• **Image-based layout entries**:

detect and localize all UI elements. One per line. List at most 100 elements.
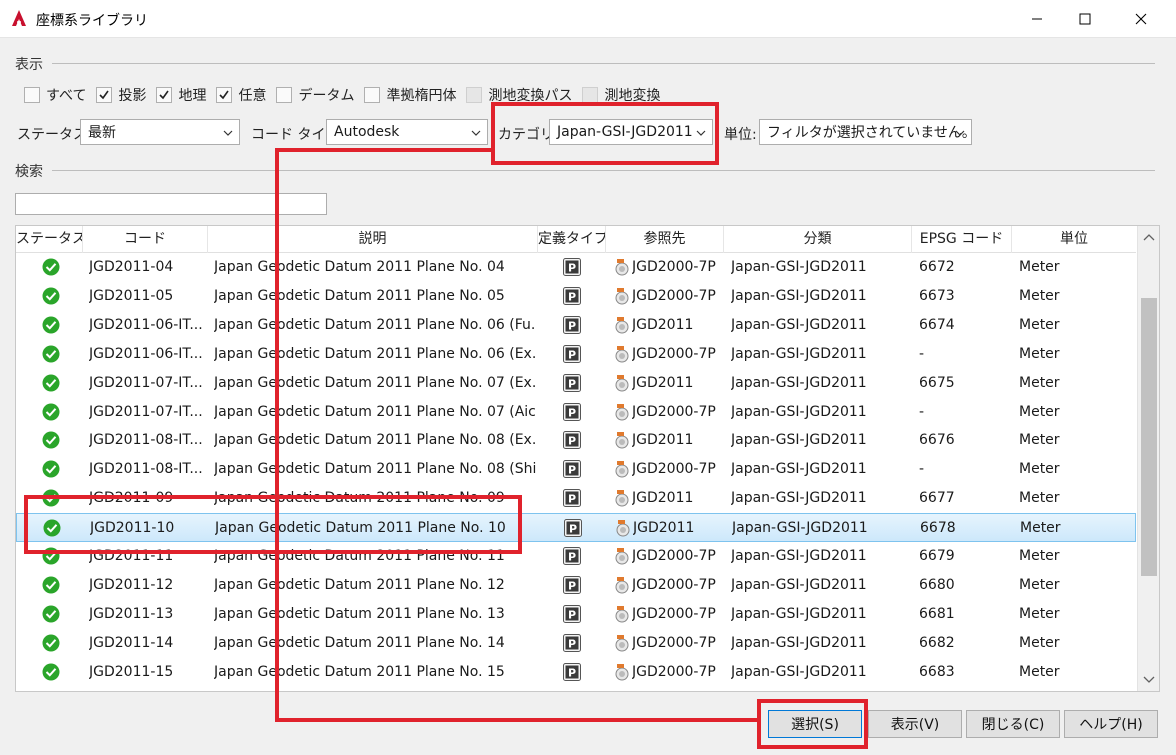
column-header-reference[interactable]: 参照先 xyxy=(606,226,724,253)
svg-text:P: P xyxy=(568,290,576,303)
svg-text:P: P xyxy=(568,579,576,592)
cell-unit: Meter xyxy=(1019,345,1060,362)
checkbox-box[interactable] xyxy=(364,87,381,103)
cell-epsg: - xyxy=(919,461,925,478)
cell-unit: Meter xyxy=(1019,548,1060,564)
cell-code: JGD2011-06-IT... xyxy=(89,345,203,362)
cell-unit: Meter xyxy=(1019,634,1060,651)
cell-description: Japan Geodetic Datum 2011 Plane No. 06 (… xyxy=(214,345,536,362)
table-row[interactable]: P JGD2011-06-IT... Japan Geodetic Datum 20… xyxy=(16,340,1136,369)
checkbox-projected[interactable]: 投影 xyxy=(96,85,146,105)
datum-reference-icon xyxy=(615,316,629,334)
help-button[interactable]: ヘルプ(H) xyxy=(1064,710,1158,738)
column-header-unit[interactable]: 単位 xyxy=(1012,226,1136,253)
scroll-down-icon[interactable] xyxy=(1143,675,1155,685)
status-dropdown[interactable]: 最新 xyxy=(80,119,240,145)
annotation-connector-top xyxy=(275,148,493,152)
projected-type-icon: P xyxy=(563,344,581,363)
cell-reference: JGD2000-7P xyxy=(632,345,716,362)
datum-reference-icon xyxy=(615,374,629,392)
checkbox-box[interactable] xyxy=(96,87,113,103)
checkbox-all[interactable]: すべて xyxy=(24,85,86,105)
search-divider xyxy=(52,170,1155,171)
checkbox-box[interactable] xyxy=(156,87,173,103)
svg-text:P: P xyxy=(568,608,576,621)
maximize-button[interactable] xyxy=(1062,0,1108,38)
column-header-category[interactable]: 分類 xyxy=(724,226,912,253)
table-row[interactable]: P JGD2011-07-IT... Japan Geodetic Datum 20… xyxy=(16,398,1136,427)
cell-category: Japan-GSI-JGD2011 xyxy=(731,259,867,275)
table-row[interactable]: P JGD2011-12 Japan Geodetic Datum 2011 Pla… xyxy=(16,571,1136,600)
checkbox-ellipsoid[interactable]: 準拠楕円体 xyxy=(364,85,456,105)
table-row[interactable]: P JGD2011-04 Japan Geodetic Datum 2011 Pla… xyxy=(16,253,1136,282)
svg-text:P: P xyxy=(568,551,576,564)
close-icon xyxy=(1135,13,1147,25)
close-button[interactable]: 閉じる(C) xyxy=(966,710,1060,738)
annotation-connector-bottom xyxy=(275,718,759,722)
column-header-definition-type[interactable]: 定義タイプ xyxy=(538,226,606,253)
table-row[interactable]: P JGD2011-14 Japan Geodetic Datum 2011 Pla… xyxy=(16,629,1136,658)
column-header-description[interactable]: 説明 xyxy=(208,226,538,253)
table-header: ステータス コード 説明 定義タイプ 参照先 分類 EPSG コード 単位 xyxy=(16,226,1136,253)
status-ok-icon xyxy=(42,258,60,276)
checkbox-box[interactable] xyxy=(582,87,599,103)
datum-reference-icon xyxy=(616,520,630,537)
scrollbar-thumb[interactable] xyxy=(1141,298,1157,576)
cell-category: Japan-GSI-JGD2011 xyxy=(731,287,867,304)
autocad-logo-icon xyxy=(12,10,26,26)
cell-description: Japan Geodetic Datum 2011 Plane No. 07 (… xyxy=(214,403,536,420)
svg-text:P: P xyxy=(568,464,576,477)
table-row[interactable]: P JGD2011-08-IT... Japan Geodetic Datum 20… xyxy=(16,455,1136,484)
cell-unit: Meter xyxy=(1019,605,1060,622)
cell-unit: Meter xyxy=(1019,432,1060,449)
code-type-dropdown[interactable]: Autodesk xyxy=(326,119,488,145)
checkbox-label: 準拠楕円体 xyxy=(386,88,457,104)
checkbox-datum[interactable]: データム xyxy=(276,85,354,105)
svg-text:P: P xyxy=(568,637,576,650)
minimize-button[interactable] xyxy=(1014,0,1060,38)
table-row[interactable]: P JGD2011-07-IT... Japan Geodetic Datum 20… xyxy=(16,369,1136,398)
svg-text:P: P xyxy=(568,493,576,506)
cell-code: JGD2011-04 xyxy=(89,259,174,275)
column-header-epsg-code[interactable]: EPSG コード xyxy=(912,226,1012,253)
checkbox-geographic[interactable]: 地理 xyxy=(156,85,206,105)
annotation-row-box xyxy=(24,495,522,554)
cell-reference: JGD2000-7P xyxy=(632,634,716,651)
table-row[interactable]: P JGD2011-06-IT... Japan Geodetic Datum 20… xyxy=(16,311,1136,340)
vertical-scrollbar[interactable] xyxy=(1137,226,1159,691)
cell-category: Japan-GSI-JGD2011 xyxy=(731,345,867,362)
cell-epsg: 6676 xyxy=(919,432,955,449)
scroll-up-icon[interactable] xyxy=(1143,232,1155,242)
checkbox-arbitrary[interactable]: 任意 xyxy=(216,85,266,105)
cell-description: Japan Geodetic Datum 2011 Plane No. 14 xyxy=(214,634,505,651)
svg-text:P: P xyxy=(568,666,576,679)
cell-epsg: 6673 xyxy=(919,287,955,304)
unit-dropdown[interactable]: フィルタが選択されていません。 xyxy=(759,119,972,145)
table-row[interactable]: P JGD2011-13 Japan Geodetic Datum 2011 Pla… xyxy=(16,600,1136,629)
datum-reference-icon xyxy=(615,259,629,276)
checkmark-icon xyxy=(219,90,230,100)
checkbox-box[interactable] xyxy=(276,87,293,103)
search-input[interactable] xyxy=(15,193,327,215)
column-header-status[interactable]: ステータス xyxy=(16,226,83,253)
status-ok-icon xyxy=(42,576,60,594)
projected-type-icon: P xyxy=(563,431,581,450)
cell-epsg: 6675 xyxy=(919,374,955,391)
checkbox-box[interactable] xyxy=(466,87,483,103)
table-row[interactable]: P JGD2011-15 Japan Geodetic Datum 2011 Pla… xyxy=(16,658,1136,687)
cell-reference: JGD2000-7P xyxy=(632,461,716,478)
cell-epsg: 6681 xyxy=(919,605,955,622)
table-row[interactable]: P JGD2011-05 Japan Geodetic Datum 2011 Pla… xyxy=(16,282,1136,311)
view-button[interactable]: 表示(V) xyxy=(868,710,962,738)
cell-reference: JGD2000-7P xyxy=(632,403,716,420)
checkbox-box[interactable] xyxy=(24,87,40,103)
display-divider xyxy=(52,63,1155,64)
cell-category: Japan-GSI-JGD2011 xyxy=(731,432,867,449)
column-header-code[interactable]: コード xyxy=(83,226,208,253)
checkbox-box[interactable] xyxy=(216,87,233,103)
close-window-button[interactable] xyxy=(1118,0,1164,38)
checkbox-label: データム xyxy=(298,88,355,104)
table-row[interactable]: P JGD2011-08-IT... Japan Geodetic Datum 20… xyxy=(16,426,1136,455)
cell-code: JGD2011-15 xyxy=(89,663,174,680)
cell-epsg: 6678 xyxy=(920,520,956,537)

• **Requirements**:
How many lines in the records above contain the string "Meter"? Reply with the count alone.

• **Task output**:
5